DATA FOR THIS EXERCISE —
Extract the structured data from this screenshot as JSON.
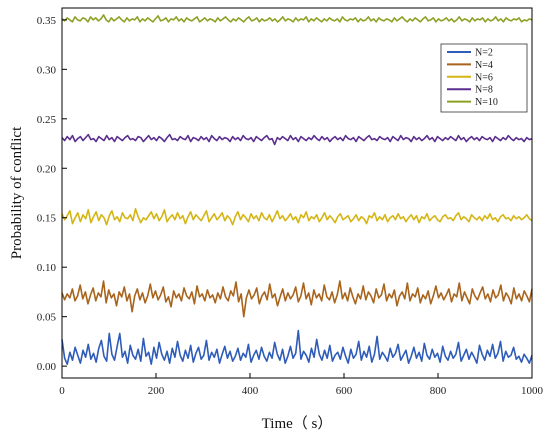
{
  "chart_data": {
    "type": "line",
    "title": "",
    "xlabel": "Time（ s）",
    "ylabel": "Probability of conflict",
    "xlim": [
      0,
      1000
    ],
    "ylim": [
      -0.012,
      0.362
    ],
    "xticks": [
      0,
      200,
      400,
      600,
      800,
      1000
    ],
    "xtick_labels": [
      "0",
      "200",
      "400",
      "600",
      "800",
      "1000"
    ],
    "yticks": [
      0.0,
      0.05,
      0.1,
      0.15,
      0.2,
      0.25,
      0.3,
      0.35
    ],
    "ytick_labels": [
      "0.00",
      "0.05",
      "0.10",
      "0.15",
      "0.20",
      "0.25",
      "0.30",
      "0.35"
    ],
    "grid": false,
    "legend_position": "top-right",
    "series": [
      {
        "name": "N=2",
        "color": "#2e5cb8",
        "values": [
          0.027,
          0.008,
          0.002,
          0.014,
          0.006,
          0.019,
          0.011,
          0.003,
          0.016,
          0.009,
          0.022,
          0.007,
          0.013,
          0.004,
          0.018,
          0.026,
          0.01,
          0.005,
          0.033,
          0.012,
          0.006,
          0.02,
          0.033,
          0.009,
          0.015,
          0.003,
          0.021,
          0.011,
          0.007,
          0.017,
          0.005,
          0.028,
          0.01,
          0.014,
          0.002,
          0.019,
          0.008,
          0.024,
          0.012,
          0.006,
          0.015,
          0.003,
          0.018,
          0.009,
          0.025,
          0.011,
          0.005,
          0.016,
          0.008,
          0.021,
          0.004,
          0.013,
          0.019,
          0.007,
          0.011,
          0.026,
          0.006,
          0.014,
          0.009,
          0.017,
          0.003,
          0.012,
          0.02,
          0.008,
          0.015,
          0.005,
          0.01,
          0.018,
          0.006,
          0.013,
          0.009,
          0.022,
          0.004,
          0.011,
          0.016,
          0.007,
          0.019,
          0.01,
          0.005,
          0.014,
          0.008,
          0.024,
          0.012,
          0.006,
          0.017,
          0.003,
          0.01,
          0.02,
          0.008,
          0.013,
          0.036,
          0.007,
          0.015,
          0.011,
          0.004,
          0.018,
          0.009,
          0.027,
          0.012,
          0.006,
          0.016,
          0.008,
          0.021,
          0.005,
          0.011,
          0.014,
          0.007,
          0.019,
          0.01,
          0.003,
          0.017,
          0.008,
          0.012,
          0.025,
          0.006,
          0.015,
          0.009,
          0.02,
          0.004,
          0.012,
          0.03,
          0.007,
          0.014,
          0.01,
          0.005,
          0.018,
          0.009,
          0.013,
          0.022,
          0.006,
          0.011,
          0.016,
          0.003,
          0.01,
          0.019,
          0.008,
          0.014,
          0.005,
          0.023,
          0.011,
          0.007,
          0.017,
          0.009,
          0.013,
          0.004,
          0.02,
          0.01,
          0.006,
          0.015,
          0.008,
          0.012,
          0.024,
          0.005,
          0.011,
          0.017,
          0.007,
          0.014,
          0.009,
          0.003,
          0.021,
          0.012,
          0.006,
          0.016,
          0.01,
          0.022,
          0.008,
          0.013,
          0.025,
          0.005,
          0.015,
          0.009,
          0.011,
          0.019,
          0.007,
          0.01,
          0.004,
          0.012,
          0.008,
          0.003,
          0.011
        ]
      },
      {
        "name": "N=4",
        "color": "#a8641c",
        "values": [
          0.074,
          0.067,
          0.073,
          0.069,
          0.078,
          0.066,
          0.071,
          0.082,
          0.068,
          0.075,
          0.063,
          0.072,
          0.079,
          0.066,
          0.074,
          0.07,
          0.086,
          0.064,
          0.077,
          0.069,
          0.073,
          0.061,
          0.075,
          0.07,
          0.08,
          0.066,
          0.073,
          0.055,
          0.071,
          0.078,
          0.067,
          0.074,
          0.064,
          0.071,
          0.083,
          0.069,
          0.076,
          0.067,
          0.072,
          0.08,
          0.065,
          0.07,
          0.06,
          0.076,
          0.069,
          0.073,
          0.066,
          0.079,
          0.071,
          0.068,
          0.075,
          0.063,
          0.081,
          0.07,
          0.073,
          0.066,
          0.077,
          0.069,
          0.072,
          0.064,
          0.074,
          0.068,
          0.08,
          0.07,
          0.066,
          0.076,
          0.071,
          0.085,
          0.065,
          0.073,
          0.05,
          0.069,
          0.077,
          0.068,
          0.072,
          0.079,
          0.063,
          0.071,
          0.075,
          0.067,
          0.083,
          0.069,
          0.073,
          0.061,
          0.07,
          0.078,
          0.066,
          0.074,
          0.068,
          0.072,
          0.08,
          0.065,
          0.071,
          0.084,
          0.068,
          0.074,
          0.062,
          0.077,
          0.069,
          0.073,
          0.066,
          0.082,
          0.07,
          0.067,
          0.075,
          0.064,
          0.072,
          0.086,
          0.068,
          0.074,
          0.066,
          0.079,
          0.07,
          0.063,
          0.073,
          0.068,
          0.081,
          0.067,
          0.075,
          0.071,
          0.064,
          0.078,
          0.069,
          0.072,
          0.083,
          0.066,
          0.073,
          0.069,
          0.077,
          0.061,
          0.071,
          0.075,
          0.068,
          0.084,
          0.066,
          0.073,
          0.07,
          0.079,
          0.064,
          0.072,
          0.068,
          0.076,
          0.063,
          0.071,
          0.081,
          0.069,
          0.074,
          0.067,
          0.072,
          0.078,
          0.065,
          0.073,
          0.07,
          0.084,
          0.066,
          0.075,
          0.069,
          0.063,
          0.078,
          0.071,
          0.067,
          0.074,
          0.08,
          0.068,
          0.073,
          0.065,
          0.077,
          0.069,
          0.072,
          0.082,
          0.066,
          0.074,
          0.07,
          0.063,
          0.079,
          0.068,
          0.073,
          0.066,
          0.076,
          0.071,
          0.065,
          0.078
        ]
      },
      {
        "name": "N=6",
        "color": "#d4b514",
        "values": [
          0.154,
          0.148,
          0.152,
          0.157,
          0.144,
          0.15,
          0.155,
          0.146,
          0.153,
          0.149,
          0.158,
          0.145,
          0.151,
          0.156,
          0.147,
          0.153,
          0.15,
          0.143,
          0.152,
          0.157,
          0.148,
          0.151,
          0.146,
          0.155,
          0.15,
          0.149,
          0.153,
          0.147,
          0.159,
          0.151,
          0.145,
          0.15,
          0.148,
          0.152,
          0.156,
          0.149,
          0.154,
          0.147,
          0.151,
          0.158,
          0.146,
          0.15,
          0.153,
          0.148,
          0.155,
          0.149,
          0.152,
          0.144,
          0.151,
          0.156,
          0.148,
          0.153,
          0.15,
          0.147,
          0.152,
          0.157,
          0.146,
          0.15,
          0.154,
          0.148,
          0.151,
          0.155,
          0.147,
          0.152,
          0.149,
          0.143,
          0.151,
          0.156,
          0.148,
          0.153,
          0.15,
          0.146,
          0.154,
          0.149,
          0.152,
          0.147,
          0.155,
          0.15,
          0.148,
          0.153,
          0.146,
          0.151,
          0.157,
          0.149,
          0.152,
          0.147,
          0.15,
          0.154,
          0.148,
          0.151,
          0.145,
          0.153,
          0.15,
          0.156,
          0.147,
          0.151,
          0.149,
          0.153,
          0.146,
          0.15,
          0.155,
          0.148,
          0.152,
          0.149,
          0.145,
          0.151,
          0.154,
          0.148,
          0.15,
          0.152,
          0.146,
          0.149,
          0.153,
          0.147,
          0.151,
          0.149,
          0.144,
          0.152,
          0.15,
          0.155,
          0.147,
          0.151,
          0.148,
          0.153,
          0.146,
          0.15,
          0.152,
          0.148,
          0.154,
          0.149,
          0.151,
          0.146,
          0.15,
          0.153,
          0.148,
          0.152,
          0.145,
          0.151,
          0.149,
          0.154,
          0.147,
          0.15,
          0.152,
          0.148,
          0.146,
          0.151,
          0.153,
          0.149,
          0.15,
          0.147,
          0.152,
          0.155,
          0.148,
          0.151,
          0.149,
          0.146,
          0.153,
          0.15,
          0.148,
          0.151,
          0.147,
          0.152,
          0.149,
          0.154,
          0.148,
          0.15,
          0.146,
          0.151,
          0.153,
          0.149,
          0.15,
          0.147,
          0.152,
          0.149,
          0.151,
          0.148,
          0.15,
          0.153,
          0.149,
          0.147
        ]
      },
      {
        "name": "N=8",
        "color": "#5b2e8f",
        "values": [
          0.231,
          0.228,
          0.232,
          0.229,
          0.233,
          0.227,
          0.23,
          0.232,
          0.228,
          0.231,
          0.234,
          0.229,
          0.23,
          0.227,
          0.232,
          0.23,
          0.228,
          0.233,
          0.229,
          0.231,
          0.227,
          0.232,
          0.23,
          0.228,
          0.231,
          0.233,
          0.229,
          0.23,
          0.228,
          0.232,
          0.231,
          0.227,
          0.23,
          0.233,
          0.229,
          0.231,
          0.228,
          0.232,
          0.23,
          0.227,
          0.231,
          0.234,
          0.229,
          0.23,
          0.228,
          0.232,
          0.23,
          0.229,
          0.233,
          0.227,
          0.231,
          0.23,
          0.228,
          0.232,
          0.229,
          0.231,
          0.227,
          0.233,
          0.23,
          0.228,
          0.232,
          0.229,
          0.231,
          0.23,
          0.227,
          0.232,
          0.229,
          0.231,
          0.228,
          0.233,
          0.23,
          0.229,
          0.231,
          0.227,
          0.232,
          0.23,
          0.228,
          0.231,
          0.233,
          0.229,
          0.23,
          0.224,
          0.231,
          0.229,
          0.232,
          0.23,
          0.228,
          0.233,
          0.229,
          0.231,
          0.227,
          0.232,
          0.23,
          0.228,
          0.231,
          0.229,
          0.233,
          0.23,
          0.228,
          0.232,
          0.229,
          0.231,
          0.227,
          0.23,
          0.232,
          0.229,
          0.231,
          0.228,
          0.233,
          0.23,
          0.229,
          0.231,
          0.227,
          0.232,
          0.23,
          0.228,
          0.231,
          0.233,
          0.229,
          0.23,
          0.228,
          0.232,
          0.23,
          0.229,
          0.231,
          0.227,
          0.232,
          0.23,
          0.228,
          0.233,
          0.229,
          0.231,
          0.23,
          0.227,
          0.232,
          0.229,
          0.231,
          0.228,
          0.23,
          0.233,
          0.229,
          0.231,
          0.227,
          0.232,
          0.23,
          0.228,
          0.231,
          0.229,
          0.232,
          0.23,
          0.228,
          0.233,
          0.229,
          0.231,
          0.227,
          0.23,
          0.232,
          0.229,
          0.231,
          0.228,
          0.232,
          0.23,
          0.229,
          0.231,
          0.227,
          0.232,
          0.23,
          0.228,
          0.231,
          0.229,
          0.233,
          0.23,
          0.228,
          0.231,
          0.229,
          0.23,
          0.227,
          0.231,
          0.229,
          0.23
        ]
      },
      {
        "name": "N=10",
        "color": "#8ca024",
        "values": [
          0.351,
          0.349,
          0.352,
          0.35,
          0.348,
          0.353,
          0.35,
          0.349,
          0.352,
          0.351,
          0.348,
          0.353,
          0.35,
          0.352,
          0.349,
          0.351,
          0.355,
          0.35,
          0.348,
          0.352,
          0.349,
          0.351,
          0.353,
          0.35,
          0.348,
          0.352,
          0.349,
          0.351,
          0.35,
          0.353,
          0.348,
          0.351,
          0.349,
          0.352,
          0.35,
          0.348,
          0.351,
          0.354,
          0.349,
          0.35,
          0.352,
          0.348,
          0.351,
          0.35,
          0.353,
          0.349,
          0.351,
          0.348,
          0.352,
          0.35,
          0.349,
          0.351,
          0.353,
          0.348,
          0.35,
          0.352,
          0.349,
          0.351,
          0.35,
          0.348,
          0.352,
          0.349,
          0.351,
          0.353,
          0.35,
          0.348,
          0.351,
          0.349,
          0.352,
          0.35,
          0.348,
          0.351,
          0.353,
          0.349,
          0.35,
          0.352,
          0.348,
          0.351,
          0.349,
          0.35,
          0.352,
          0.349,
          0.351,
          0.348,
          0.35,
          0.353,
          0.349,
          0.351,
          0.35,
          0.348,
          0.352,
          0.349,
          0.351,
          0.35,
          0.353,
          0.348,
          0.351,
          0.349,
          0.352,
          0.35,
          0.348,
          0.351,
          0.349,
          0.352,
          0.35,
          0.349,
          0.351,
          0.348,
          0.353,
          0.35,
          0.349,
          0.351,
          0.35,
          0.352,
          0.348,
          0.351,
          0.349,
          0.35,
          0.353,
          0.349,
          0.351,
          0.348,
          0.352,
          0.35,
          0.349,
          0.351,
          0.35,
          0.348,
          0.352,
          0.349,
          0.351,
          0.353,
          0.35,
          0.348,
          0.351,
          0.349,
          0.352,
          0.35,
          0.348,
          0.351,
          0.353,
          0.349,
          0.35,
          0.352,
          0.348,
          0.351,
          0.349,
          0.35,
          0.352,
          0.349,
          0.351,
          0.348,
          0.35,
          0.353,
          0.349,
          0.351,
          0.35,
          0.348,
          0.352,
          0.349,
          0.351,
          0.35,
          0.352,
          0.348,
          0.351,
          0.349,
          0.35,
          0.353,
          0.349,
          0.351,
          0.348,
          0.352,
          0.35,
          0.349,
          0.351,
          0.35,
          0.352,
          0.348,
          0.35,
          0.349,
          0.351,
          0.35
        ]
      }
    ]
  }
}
---
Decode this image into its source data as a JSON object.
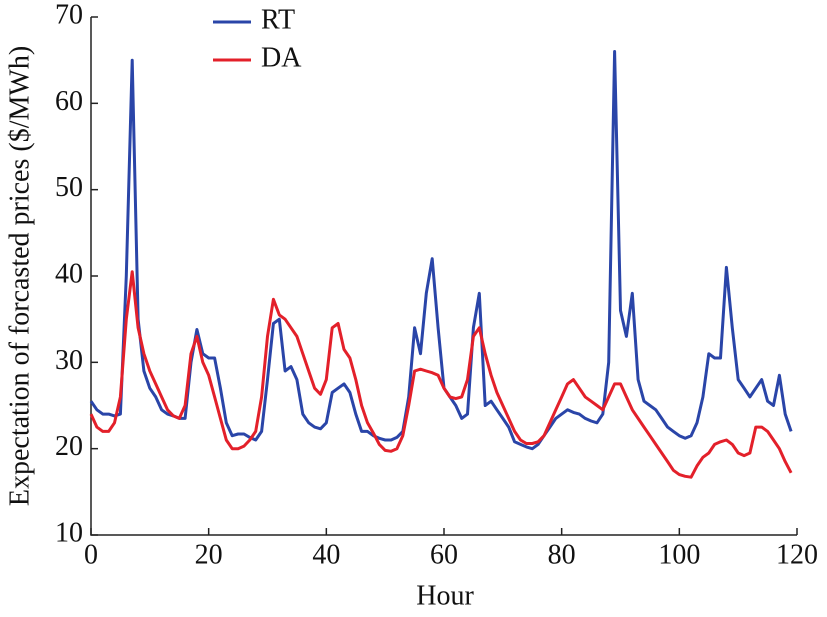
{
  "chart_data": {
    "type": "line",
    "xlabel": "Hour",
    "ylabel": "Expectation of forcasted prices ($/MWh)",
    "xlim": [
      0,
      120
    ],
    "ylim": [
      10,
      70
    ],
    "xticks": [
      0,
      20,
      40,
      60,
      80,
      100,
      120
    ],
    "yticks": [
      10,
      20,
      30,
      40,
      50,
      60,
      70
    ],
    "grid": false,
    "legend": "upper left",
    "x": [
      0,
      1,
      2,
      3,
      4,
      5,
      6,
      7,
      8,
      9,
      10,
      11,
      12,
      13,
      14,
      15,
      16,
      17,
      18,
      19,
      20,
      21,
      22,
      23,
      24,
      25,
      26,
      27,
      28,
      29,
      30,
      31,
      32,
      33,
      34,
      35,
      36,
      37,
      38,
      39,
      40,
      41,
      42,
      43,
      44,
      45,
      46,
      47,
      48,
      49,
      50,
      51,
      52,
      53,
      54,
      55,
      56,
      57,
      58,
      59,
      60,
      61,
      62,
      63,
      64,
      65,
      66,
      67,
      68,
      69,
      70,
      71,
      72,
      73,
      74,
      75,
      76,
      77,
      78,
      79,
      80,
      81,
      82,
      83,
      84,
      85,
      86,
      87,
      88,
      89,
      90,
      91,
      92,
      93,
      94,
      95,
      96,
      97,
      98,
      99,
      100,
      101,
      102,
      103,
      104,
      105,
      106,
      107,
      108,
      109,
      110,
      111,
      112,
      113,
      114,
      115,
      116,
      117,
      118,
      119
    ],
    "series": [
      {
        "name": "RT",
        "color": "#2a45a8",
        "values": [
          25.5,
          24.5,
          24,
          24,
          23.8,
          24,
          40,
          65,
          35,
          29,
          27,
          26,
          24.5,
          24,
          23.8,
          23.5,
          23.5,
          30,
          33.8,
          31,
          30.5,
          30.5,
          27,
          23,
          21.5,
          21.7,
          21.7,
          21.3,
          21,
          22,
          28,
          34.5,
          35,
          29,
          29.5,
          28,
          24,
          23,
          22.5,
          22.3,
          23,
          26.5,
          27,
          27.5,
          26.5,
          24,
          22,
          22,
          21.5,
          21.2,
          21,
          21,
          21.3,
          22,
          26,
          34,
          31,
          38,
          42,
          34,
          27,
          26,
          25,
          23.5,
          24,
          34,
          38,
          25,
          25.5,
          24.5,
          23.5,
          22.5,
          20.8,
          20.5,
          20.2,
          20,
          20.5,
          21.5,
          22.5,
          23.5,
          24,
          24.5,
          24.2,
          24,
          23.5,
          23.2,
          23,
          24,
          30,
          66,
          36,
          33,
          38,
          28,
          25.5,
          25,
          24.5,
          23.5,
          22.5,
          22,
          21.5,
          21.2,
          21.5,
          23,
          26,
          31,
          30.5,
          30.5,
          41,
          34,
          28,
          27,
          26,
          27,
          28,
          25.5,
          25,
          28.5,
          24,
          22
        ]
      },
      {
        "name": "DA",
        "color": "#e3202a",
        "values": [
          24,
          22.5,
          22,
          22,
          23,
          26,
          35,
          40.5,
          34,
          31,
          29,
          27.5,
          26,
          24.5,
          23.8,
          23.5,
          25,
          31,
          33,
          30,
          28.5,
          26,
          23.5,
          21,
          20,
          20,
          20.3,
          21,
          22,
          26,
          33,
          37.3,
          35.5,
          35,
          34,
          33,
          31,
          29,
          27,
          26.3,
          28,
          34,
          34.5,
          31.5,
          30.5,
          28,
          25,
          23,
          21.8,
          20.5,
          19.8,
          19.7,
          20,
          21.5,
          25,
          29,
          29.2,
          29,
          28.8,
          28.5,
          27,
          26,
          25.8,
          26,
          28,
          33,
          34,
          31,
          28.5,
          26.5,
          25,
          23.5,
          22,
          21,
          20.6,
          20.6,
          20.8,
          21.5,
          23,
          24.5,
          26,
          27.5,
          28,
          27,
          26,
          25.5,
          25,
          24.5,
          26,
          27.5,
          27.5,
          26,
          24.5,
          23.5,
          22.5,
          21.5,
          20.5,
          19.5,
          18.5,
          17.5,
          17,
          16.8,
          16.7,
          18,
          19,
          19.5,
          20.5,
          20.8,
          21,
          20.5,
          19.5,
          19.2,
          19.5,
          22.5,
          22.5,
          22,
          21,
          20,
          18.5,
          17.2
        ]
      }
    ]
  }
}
--
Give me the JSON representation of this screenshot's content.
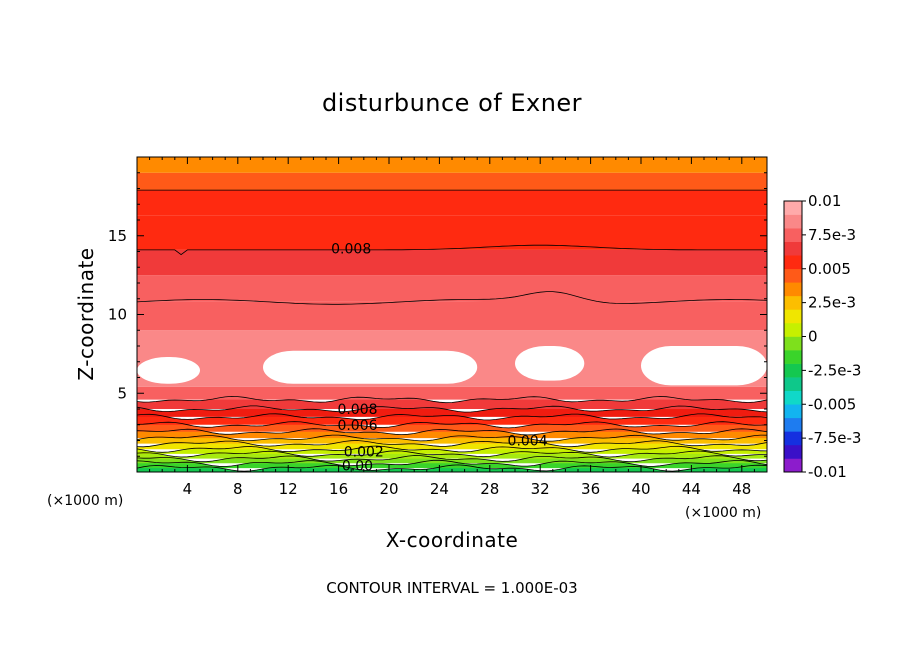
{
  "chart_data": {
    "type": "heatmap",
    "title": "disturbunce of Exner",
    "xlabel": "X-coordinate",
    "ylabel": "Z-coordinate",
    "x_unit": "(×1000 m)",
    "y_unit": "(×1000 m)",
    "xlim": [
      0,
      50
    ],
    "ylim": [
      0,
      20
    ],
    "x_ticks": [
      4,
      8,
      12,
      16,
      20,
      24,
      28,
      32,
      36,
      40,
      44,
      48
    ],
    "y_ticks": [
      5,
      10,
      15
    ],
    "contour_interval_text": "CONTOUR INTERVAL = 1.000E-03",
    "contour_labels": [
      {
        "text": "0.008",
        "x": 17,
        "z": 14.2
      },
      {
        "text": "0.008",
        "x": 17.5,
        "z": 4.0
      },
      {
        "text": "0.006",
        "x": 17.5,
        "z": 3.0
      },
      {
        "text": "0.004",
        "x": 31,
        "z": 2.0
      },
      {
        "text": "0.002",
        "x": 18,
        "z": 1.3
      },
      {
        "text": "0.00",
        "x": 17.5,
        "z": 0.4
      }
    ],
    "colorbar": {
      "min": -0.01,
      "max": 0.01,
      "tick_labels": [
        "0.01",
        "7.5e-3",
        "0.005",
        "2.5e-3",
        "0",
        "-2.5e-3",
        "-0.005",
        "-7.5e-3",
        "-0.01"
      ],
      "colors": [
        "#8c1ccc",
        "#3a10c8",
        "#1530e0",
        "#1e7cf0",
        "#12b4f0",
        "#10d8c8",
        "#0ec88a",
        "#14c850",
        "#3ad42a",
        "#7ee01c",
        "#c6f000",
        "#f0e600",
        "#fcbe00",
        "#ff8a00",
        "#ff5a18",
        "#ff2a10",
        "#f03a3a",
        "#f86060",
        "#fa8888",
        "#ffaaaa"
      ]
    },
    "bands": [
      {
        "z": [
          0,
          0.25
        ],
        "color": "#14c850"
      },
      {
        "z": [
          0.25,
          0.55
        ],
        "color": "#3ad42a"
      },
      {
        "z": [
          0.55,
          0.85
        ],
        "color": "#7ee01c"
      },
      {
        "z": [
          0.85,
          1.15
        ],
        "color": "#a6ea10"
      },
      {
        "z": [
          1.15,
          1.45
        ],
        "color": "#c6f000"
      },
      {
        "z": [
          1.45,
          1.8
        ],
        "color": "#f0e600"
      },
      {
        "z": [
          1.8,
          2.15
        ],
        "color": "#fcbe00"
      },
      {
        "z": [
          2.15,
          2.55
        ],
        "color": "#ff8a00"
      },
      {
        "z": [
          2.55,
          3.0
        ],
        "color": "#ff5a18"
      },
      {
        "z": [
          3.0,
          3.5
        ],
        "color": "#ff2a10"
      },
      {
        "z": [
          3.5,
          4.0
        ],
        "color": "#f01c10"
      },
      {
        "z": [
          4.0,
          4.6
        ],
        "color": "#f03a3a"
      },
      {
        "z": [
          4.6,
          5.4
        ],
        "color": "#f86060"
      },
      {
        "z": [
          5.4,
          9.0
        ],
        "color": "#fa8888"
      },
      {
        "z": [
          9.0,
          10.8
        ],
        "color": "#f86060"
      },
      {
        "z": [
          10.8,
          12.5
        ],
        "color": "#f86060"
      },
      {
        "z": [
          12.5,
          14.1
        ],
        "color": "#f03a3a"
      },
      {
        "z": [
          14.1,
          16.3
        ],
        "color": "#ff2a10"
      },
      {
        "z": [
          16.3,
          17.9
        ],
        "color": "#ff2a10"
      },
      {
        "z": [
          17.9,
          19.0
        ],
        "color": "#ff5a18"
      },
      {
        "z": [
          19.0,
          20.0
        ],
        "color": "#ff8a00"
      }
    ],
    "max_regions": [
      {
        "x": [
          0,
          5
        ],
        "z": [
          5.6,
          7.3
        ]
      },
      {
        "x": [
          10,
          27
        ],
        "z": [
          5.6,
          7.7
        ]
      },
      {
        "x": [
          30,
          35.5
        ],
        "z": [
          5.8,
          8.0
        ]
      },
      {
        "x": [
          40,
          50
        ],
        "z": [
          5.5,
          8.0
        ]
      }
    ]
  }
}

SHORT EXERCISE — Search the records above for the string "screenshot". Copy every line that contains it.

EXPECTED OUTPUT —
Extract the structured data from this screenshot as JSON.
Give me the JSON representation of this screenshot's content.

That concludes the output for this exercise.